++++ Material shown

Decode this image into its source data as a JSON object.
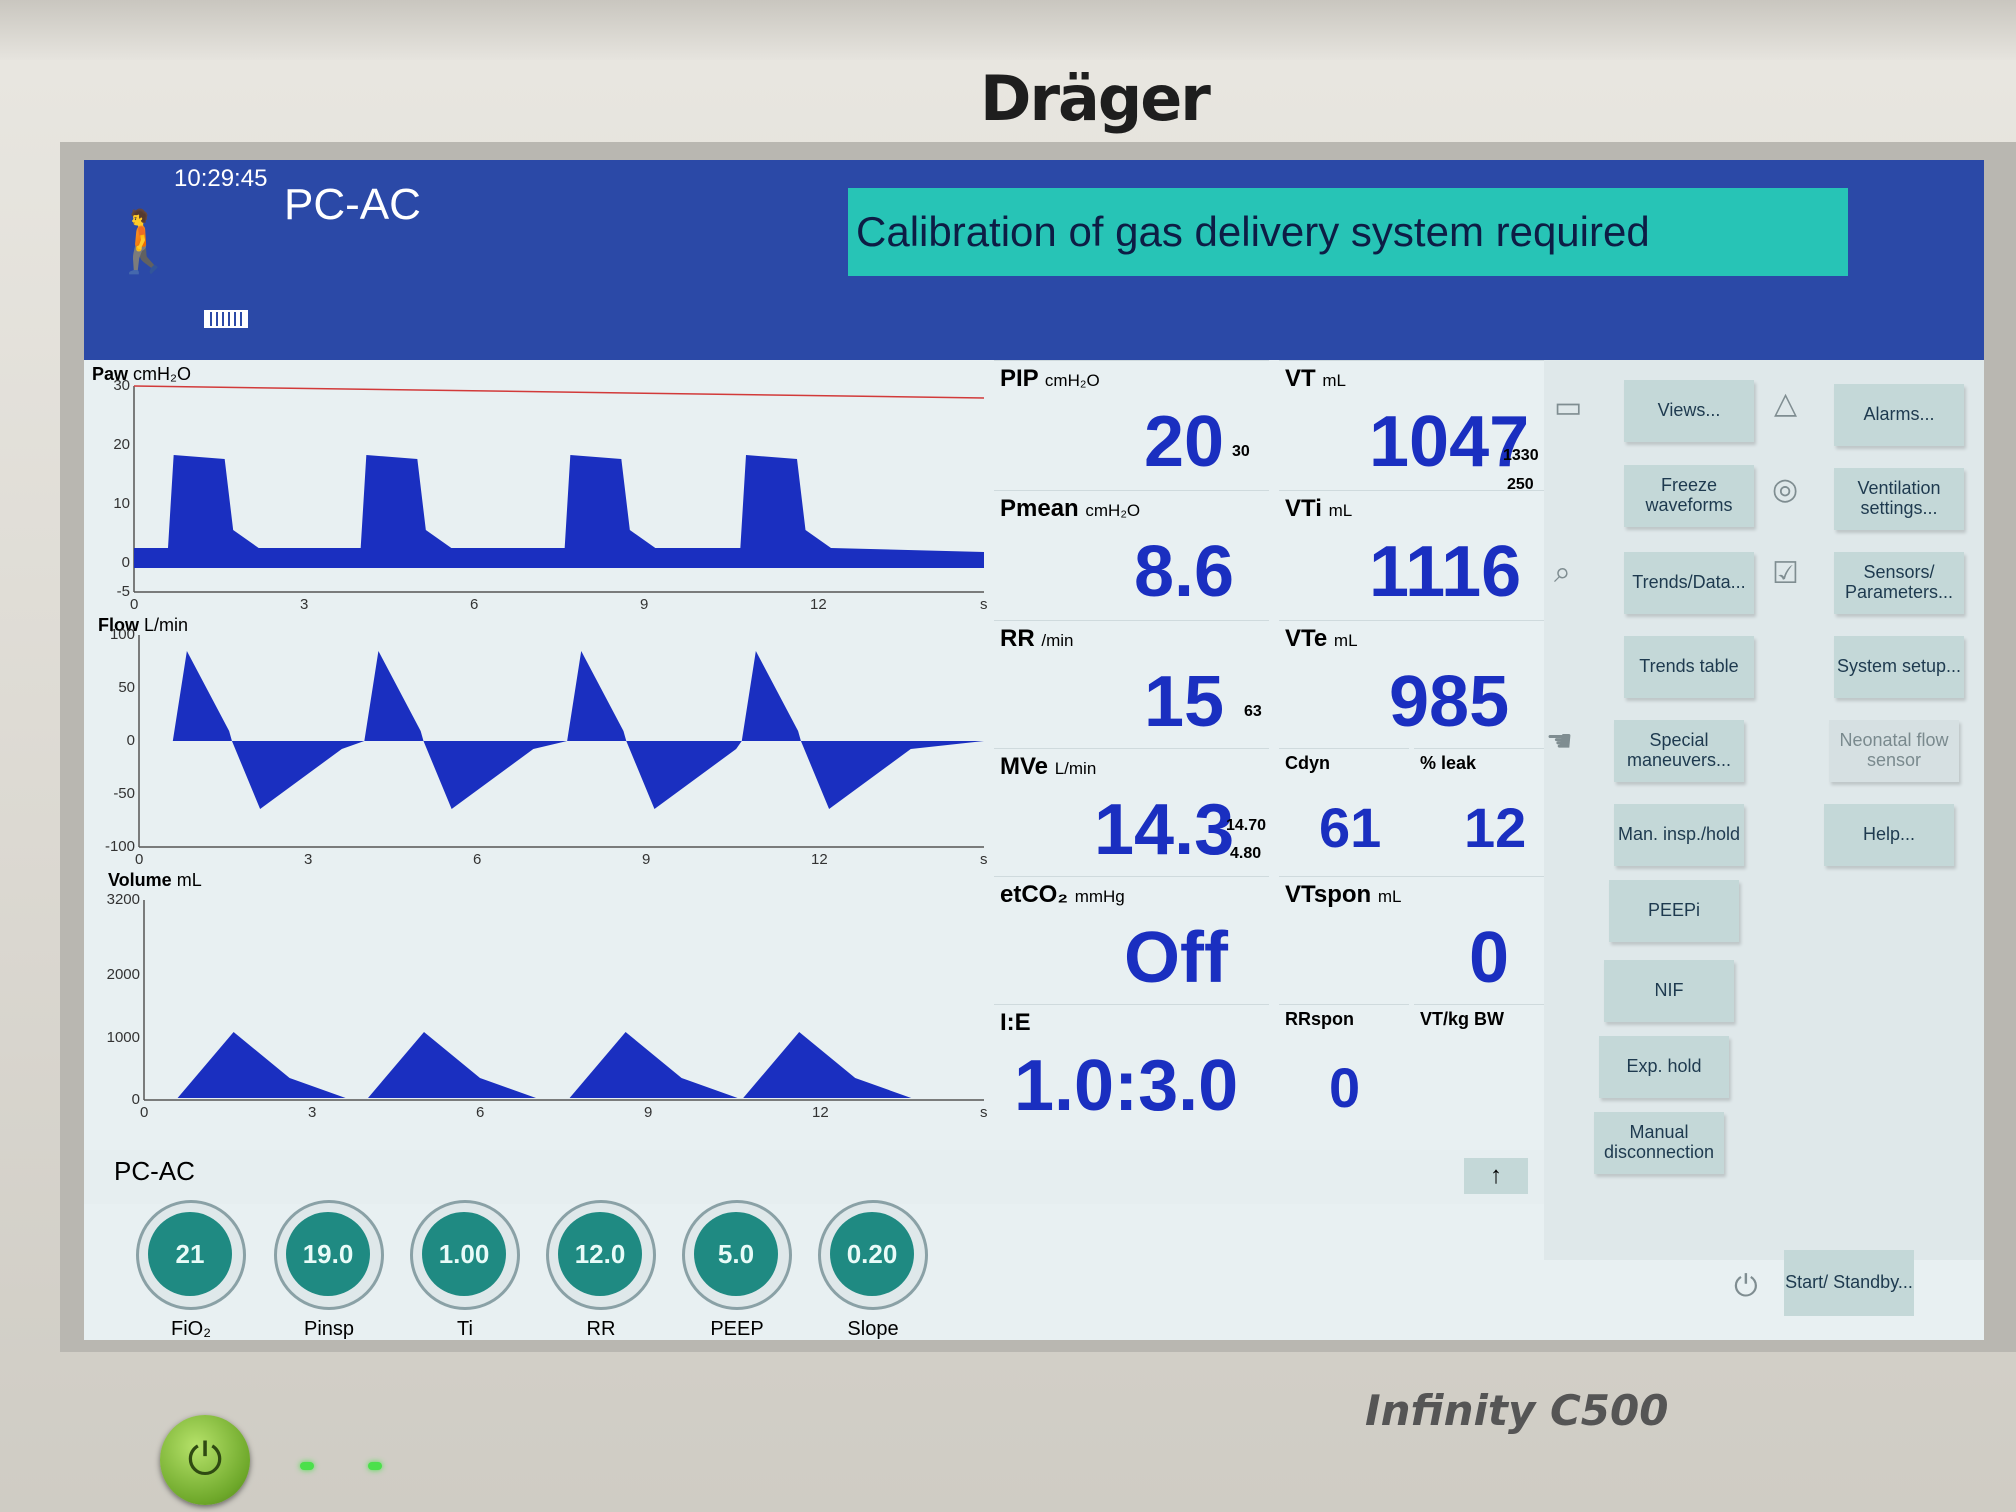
{
  "device": {
    "brand": "Dräger",
    "model": "Infinity C500"
  },
  "header": {
    "time": "10:29:45",
    "mode": "PC-AC",
    "alarm_message": "Calibration of gas delivery system required"
  },
  "colors": {
    "header_bg": "#2b49a7",
    "alarm_bg": "#27c4b6",
    "value_blue": "#1a2fc0",
    "wave_fill": "#1a2fc0",
    "knob": "#1f8a82"
  },
  "waveforms": {
    "paw": {
      "label": "Paw",
      "unit": "cmH₂O",
      "y_ticks": [
        "30",
        "20",
        "10",
        "0",
        "-5"
      ],
      "y_range": [
        -5,
        30
      ]
    },
    "flow": {
      "label": "Flow",
      "unit": "L/min",
      "y_ticks": [
        "100",
        "50",
        "0",
        "-50",
        "-100"
      ],
      "y_range": [
        -100,
        100
      ]
    },
    "volume": {
      "label": "Volume",
      "unit": "mL",
      "y_ticks": [
        "3200",
        "2000",
        "1000",
        "0"
      ],
      "y_range": [
        0,
        3200
      ]
    },
    "x_ticks": [
      "0",
      "3",
      "6",
      "9",
      "12",
      "s"
    ],
    "x_range_s": [
      0,
      15
    ]
  },
  "measurements": {
    "pip": {
      "label": "PIP",
      "unit": "cmH₂O",
      "value": "20",
      "limit": "30"
    },
    "vt": {
      "label": "VT",
      "unit": "mL",
      "value": "1047",
      "limit_high": "1330",
      "limit_low": "250"
    },
    "pmean": {
      "label": "Pmean",
      "unit": "cmH₂O",
      "value": "8.6"
    },
    "vti": {
      "label": "VTi",
      "unit": "mL",
      "value": "1116"
    },
    "rr": {
      "label": "RR",
      "unit": "/min",
      "value": "15",
      "limit": "63"
    },
    "vte": {
      "label": "VTe",
      "unit": "mL",
      "value": "985"
    },
    "mve": {
      "label": "MVe",
      "unit": "L/min",
      "value": "14.3",
      "limit_high": "14.70",
      "limit_low": "4.80"
    },
    "cdyn": {
      "label": "Cdyn",
      "value": "61"
    },
    "leak": {
      "label": "% leak",
      "value": "12"
    },
    "etco2": {
      "label": "etCO₂",
      "unit": "mmHg",
      "value": "Off"
    },
    "vtspon": {
      "label": "VTspon",
      "unit": "mL",
      "value": "0"
    },
    "ie": {
      "label": "I:E",
      "value": "1.0:3.0"
    },
    "rrspon": {
      "label": "RRspon",
      "value": "0"
    },
    "vtkgbw": {
      "label": "VT/kg BW",
      "value": ""
    }
  },
  "menu": {
    "views": "Views...",
    "alarms": "Alarms...",
    "freeze": "Freeze waveforms",
    "ventilation_settings": "Ventilation settings...",
    "trends_data": "Trends/Data...",
    "sensors": "Sensors/ Parameters...",
    "trends_table": "Trends table",
    "system_setup": "System setup...",
    "special": "Special maneuvers...",
    "neonatal": "Neonatal flow sensor",
    "man_insp": "Man. insp./hold",
    "help": "Help...",
    "peepi": "PEEPi",
    "nif": "NIF",
    "exp_hold": "Exp. hold",
    "manual_disc": "Manual disconnection",
    "standby": "Start/ Standby..."
  },
  "mode_bar": {
    "label": "PC-AC",
    "arrow": "↑"
  },
  "settings": [
    {
      "name": "FiO₂",
      "value": "21"
    },
    {
      "name": "Pinsp",
      "value": "19.0"
    },
    {
      "name": "Ti",
      "value": "1.00"
    },
    {
      "name": "RR",
      "value": "12.0"
    },
    {
      "name": "PEEP",
      "value": "5.0"
    },
    {
      "name": "Slope",
      "value": "0.20"
    }
  ]
}
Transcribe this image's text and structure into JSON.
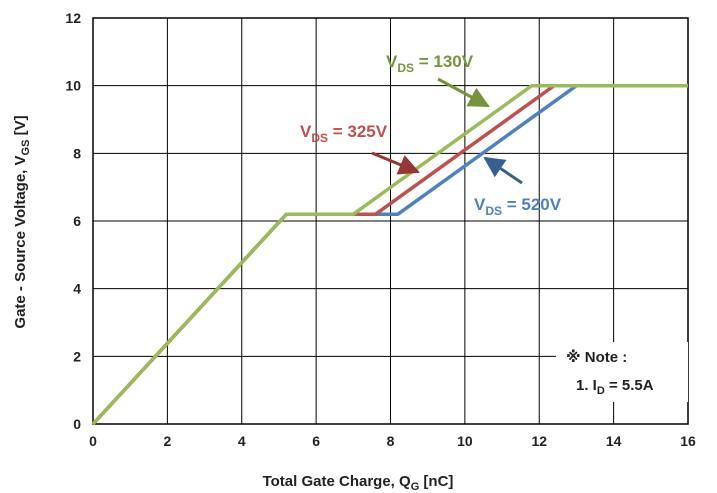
{
  "chart_data": {
    "type": "line",
    "xlabel": {
      "main": "Total Gate Charge, Q",
      "sub": "G",
      "unit": " [nC]"
    },
    "ylabel": {
      "main": "Gate - Source Voltage, V",
      "sub": "GS",
      "unit": " [V]"
    },
    "xlim": [
      0,
      16
    ],
    "ylim": [
      0,
      12
    ],
    "xticks": [
      0,
      2,
      4,
      6,
      8,
      10,
      12,
      14,
      16
    ],
    "yticks": [
      0,
      2,
      4,
      6,
      8,
      10,
      12
    ],
    "grid": true,
    "series": [
      {
        "name": "VDS = 520V",
        "label_main": "V",
        "label_sub": "DS",
        "label_rest": " = 520V",
        "color": "#4f81bd",
        "x": [
          0,
          5.2,
          8.2,
          13.0,
          16.0
        ],
        "y": [
          0,
          6.2,
          6.2,
          10.0,
          10.0
        ]
      },
      {
        "name": "VDS = 325V",
        "label_main": "V",
        "label_sub": "DS",
        "label_rest": " = 325V",
        "color": "#c0504d",
        "x": [
          0,
          5.2,
          7.6,
          12.4,
          16.0
        ],
        "y": [
          0,
          6.2,
          6.2,
          10.0,
          10.0
        ]
      },
      {
        "name": "VDS = 130V",
        "label_main": "V",
        "label_sub": "DS",
        "label_rest": " = 130V",
        "color": "#9bbb59",
        "x": [
          0,
          5.2,
          7.0,
          11.8,
          16.0
        ],
        "y": [
          0,
          6.2,
          6.2,
          10.0,
          10.0
        ]
      }
    ],
    "note": {
      "title": "※ Note :",
      "line_prefix": "1. I",
      "line_sub": "D",
      "line_rest": " = 5.5A"
    }
  }
}
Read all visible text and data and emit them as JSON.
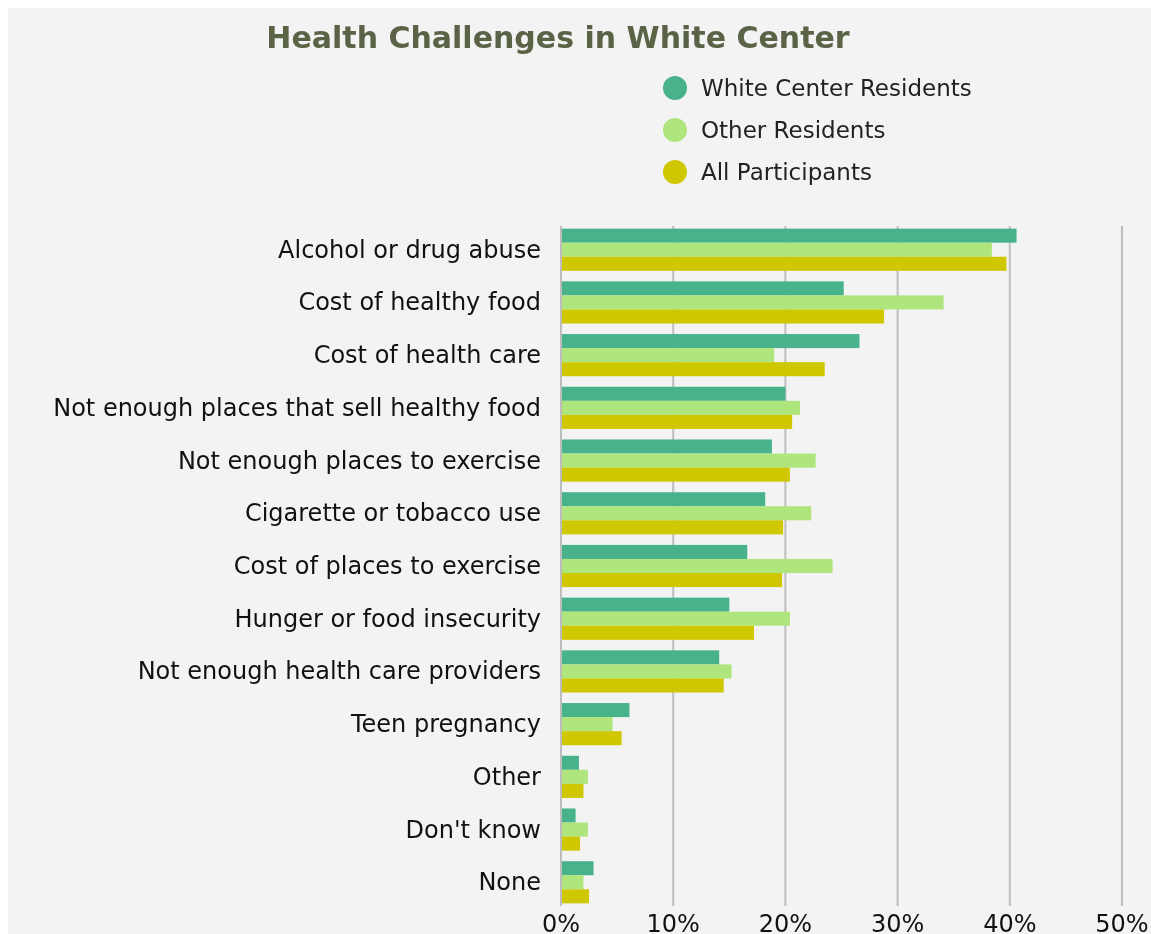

++++++++

_Exercise description_
Copy down every line of the material above that includes the string "name".

_Expected output_
      "name": "FiO₂",
      "name": "Pinsp",
      "name": "Ti",
      "name": "RR",
      "name": "PEEP",
      "name": "Slope",
        "name": "VDS = 520V",
        "name": "VDS = 325V",
        "name": "VDS = 130V",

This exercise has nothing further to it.